** WHAT TO WORK ON **
Show all lines holding "screenshot".

## Begin EXTRACTED RECORDS

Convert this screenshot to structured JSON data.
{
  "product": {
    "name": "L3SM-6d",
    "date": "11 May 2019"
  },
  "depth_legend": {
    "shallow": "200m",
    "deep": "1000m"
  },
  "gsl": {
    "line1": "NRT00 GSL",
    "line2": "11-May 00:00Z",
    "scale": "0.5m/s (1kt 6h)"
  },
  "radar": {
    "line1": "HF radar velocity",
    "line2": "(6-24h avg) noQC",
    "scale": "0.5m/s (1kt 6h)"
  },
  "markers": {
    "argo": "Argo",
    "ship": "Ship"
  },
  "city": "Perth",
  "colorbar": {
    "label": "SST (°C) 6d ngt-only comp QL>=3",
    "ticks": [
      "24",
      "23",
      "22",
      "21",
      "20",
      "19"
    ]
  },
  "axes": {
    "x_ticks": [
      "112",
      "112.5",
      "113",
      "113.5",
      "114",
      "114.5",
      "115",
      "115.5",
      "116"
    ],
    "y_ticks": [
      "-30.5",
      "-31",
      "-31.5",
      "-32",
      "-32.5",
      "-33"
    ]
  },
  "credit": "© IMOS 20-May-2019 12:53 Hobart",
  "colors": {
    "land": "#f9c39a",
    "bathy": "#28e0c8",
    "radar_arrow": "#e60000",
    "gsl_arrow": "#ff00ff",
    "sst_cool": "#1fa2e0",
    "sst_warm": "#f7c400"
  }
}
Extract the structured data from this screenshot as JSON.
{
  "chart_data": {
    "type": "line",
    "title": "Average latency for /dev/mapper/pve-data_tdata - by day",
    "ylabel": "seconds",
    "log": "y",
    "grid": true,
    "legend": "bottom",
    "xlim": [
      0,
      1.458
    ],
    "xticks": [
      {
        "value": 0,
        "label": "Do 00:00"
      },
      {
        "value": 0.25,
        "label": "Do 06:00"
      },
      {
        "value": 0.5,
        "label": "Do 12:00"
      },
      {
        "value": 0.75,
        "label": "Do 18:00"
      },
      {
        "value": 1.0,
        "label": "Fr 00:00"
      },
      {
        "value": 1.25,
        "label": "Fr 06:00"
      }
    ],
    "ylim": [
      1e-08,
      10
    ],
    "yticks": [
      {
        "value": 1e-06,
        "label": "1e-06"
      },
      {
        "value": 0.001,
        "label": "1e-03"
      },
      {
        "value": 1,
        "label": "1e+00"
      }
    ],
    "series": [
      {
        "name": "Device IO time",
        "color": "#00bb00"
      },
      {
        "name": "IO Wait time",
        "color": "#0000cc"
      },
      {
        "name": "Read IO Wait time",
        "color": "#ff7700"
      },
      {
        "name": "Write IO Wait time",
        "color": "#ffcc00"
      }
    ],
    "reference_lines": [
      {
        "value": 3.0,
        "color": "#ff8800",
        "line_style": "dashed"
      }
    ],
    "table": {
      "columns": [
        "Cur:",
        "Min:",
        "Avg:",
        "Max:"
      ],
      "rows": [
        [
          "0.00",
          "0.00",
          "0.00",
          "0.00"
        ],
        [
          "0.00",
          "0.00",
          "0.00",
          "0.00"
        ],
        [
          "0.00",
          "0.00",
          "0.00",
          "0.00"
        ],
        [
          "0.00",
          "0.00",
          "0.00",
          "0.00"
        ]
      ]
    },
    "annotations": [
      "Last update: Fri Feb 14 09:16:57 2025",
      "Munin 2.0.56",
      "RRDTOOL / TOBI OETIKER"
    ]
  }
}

## End EXTRACTED RECORDS

** OUTPUT OF THE TASK **
Convert this screenshot to structured JSON data.
Extract the structured data from this screenshot as JSON.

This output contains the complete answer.